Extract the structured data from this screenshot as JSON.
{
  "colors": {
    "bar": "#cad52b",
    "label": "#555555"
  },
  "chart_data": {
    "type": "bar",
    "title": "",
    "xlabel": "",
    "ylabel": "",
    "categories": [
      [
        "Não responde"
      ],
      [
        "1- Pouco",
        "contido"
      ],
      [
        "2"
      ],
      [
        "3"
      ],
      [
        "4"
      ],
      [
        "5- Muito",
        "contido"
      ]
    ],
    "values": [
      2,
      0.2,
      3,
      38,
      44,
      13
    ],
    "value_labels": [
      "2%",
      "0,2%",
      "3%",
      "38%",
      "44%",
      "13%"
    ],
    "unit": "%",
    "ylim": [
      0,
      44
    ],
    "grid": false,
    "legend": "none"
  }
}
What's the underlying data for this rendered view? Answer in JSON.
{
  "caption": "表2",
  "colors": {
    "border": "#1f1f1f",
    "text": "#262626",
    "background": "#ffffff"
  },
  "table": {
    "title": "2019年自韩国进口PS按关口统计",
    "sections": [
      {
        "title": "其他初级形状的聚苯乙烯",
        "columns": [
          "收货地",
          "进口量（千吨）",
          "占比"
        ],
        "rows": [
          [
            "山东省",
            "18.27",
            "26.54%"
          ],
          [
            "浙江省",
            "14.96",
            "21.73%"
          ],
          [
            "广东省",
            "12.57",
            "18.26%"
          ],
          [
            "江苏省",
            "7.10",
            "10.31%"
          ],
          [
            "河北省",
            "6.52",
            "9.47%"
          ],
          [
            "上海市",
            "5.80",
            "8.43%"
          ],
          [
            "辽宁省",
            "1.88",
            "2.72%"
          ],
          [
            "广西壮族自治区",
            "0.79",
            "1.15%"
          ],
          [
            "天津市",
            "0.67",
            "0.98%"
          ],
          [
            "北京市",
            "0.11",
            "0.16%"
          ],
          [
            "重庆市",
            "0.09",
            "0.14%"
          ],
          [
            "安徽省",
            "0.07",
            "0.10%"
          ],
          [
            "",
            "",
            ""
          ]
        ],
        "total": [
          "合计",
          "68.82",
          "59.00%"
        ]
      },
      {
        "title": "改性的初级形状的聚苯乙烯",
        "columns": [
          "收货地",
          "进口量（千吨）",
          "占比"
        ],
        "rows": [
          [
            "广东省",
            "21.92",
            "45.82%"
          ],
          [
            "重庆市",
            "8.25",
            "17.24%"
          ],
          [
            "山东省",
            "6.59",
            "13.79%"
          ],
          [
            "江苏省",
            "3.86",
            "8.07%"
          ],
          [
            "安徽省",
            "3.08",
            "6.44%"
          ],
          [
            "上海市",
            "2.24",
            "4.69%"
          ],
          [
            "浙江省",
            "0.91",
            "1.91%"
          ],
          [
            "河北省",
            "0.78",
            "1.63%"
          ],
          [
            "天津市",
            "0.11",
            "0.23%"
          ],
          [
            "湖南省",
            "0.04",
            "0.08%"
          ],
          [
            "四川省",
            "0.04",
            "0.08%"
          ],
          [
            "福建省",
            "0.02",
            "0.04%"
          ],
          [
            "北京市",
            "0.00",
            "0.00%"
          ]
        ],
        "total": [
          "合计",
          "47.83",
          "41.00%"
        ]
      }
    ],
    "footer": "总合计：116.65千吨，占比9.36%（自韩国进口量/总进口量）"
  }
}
******************************
- Exercise directions: Emit the records above again, exactly, with no line skipped.

- Result of this exercise:
Extract the structured data from this screenshot as JSON.
{
  "colors": {
    "bar": "#cad52b",
    "label": "#555555"
  },
  "chart_data": {
    "type": "bar",
    "title": "",
    "xlabel": "",
    "ylabel": "",
    "categories": [
      [
        "Não responde"
      ],
      [
        "1- Pouco",
        "contido"
      ],
      [
        "2"
      ],
      [
        "3"
      ],
      [
        "4"
      ],
      [
        "5- Muito",
        "contido"
      ]
    ],
    "values": [
      2,
      0.2,
      3,
      38,
      44,
      13
    ],
    "value_labels": [
      "2%",
      "0,2%",
      "3%",
      "38%",
      "44%",
      "13%"
    ],
    "unit": "%",
    "ylim": [
      0,
      44
    ],
    "grid": false,
    "legend": "none"
  }
}
What's the underlying data for this rendered view? Answer in JSON.
{
  "caption": "表2",
  "colors": {
    "border": "#1f1f1f",
    "text": "#262626",
    "background": "#ffffff"
  },
  "table": {
    "title": "2019年自韩国进口PS按关口统计",
    "sections": [
      {
        "title": "其他初级形状的聚苯乙烯",
        "columns": [
          "收货地",
          "进口量（千吨）",
          "占比"
        ],
        "rows": [
          [
            "山东省",
            "18.27",
            "26.54%"
          ],
          [
            "浙江省",
            "14.96",
            "21.73%"
          ],
          [
            "广东省",
            "12.57",
            "18.26%"
          ],
          [
            "江苏省",
            "7.10",
            "10.31%"
          ],
          [
            "河北省",
            "6.52",
            "9.47%"
          ],
          [
            "上海市",
            "5.80",
            "8.43%"
          ],
          [
            "辽宁省",
            "1.88",
            "2.72%"
          ],
          [
            "广西壮族自治区",
            "0.79",
            "1.15%"
          ],
          [
            "天津市",
            "0.67",
            "0.98%"
          ],
          [
            "北京市",
            "0.11",
            "0.16%"
          ],
          [
            "重庆市",
            "0.09",
            "0.14%"
          ],
          [
            "安徽省",
            "0.07",
            "0.10%"
          ],
          [
            "",
            "",
            ""
          ]
        ],
        "total": [
          "合计",
          "68.82",
          "59.00%"
        ]
      },
      {
        "title": "改性的初级形状的聚苯乙烯",
        "columns": [
          "收货地",
          "进口量（千吨）",
          "占比"
        ],
        "rows": [
          [
            "广东省",
            "21.92",
            "45.82%"
          ],
          [
            "重庆市",
            "8.25",
            "17.24%"
          ],
          [
            "山东省",
            "6.59",
            "13.79%"
          ],
          [
            "江苏省",
            "3.86",
            "8.07%"
          ],
          [
            "安徽省",
            "3.08",
            "6.44%"
          ],
          [
            "上海市",
            "2.24",
            "4.69%"
          ],
          [
            "浙江省",
            "0.91",
            "1.91%"
          ],
          [
            "河北省",
            "0.78",
            "1.63%"
          ],
          [
            "天津市",
            "0.11",
            "0.23%"
          ],
          [
            "湖南省",
            "0.04",
            "0.08%"
          ],
          [
            "四川省",
            "0.04",
            "0.08%"
          ],
          [
            "福建省",
            "0.02",
            "0.04%"
          ],
          [
            "北京市",
            "0.00",
            "0.00%"
          ]
        ],
        "total": [
          "合计",
          "47.83",
          "41.00%"
        ]
      }
    ],
    "footer": "总合计：116.65千吨，占比9.36%（自韩国进口量/总进口量）"
  }
}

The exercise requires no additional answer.